_EXTRACTED RECORDS_:
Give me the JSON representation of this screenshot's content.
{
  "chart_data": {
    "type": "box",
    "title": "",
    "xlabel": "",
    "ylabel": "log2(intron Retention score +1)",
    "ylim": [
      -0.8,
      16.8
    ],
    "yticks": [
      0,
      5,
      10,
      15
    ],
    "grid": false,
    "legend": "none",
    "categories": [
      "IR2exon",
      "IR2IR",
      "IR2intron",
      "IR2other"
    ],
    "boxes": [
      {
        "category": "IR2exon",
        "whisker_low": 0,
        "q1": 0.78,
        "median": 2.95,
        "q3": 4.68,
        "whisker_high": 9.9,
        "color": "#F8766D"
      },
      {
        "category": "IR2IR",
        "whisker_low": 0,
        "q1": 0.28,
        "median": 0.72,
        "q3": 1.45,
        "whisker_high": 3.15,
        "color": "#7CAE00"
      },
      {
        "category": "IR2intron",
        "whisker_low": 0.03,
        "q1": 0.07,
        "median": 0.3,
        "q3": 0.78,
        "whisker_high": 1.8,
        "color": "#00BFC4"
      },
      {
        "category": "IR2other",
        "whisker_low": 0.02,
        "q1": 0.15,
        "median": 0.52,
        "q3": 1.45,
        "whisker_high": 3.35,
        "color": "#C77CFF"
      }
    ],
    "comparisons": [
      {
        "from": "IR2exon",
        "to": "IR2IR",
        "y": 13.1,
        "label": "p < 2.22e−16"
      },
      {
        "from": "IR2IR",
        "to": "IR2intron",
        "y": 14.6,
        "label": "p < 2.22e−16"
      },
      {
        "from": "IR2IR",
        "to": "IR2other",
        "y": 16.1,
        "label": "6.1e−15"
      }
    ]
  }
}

_AIM OF THE EXERCISE_: For each line above that contains the word "median", copy that line.

_ANSWER BELOW_:
        "median": 2.95,
        "median": 0.72,
        "median": 0.3,
        "median": 0.52,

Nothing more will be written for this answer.